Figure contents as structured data
----------------------------------------

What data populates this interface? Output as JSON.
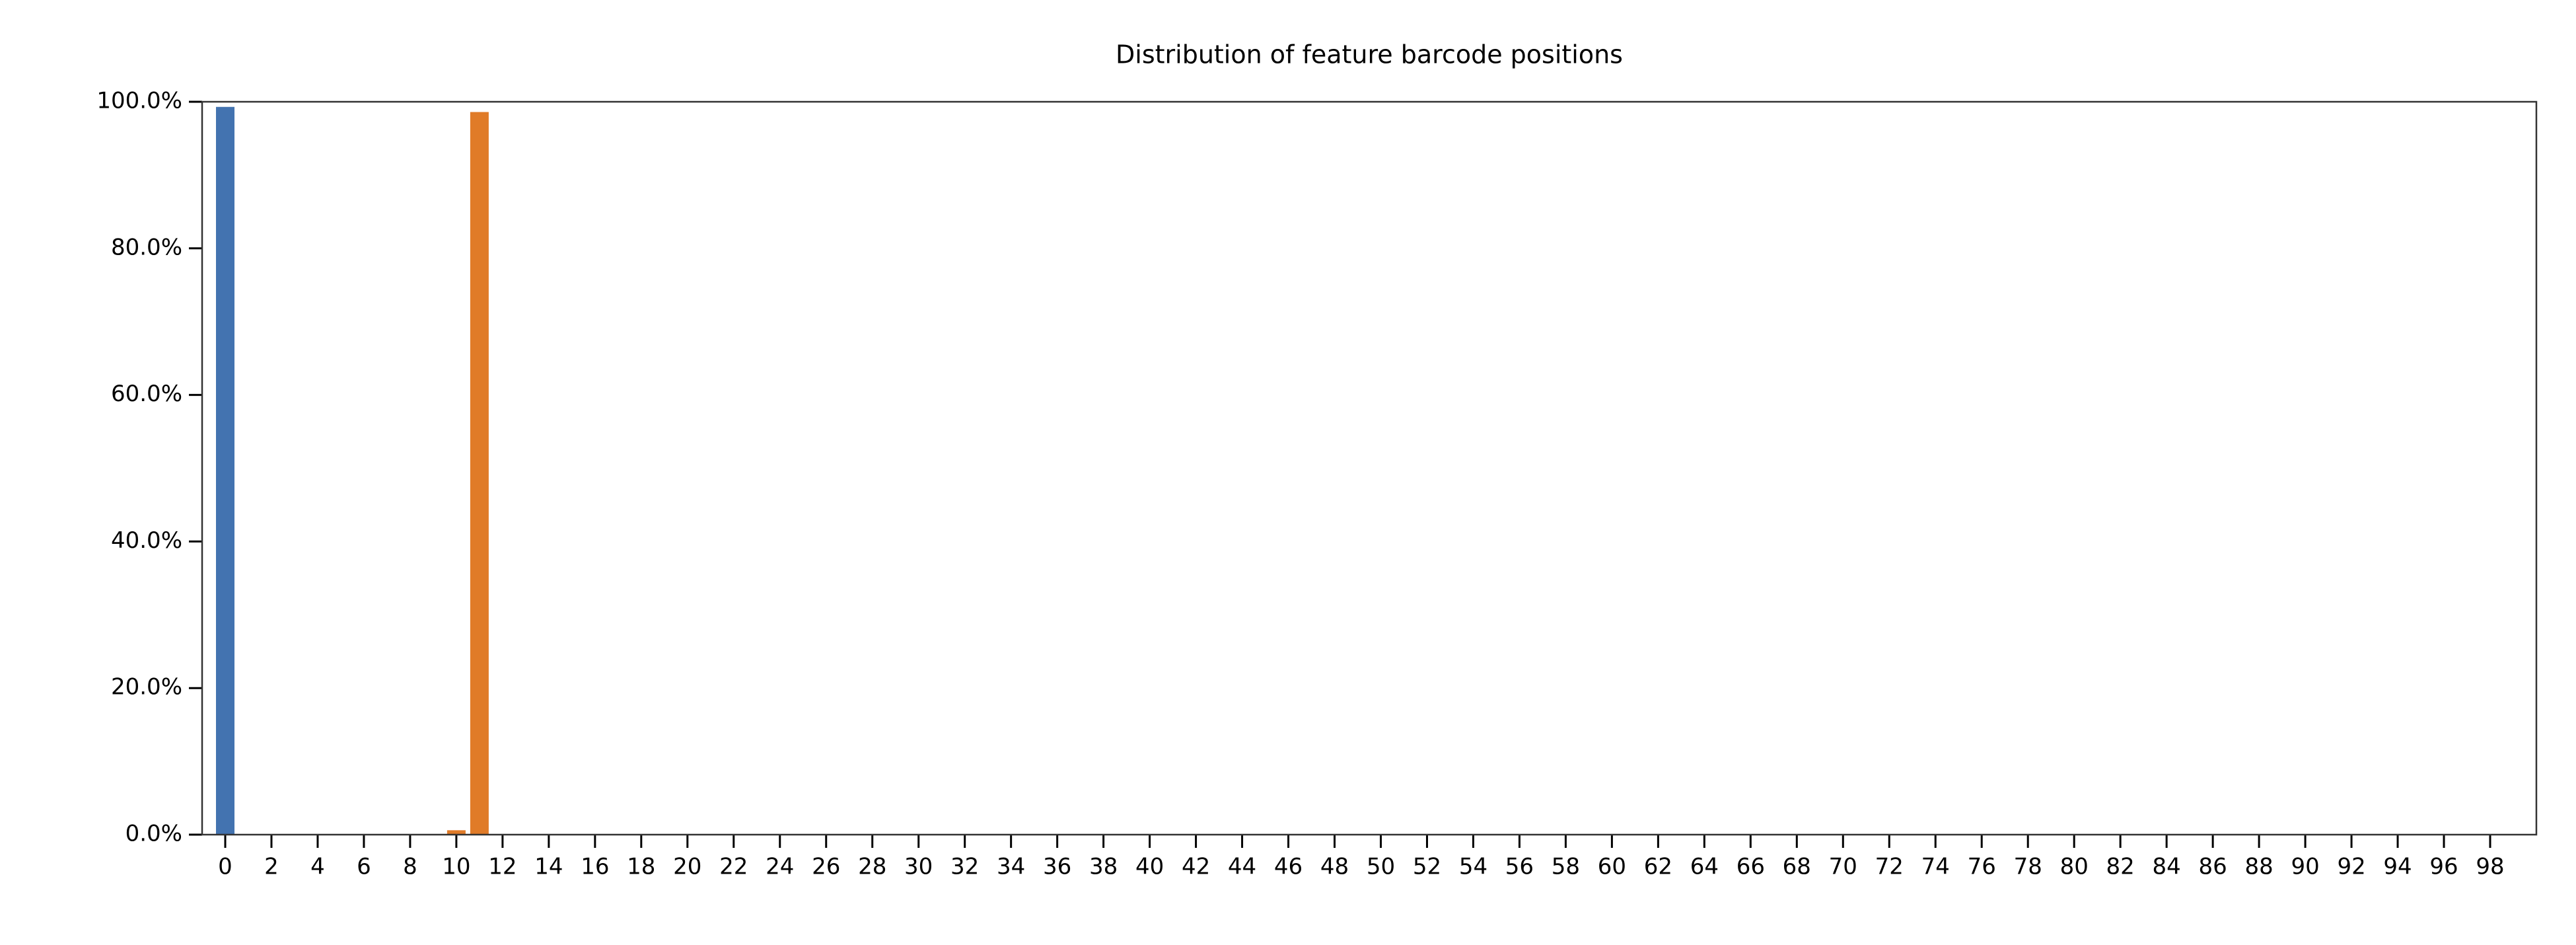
{
  "chart_data": {
    "type": "bar",
    "title": "Distribution of feature barcode positions",
    "xlim": [
      -1,
      100
    ],
    "xticks": [
      0,
      2,
      4,
      6,
      8,
      10,
      12,
      14,
      16,
      18,
      20,
      22,
      24,
      26,
      28,
      30,
      32,
      34,
      36,
      38,
      40,
      42,
      44,
      46,
      48,
      50,
      52,
      54,
      56,
      58,
      60,
      62,
      64,
      66,
      68,
      70,
      72,
      74,
      76,
      78,
      80,
      82,
      84,
      86,
      88,
      90,
      92,
      94,
      96,
      98
    ],
    "ylim": [
      0,
      100
    ],
    "yticks": [
      {
        "value": 0,
        "label": "0.0%"
      },
      {
        "value": 20,
        "label": "20.0%"
      },
      {
        "value": 40,
        "label": "40.0%"
      },
      {
        "value": 60,
        "label": "60.0%"
      },
      {
        "value": 80,
        "label": "80.0%"
      },
      {
        "value": 100,
        "label": "100.0%"
      }
    ],
    "series": [
      {
        "color": "#4373b0",
        "x": [
          0
        ],
        "values": [
          99.3
        ]
      },
      {
        "color": "#e07b28",
        "x": [
          10,
          11
        ],
        "values": [
          0.6,
          98.6
        ]
      }
    ]
  }
}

----------------------------------------

= Aim =
Make an exact copy of the data above, pictures excluded.

= Solution =
What data populates this interface? Output as JSON.
{
  "chart_data": {
    "type": "bar",
    "title": "Distribution of feature barcode positions",
    "xlim": [
      -1,
      100
    ],
    "xticks": [
      0,
      2,
      4,
      6,
      8,
      10,
      12,
      14,
      16,
      18,
      20,
      22,
      24,
      26,
      28,
      30,
      32,
      34,
      36,
      38,
      40,
      42,
      44,
      46,
      48,
      50,
      52,
      54,
      56,
      58,
      60,
      62,
      64,
      66,
      68,
      70,
      72,
      74,
      76,
      78,
      80,
      82,
      84,
      86,
      88,
      90,
      92,
      94,
      96,
      98
    ],
    "ylim": [
      0,
      100
    ],
    "yticks": [
      {
        "value": 0,
        "label": "0.0%"
      },
      {
        "value": 20,
        "label": "20.0%"
      },
      {
        "value": 40,
        "label": "40.0%"
      },
      {
        "value": 60,
        "label": "60.0%"
      },
      {
        "value": 80,
        "label": "80.0%"
      },
      {
        "value": 100,
        "label": "100.0%"
      }
    ],
    "series": [
      {
        "color": "#4373b0",
        "x": [
          0
        ],
        "values": [
          99.3
        ]
      },
      {
        "color": "#e07b28",
        "x": [
          10,
          11
        ],
        "values": [
          0.6,
          98.6
        ]
      }
    ]
  }
}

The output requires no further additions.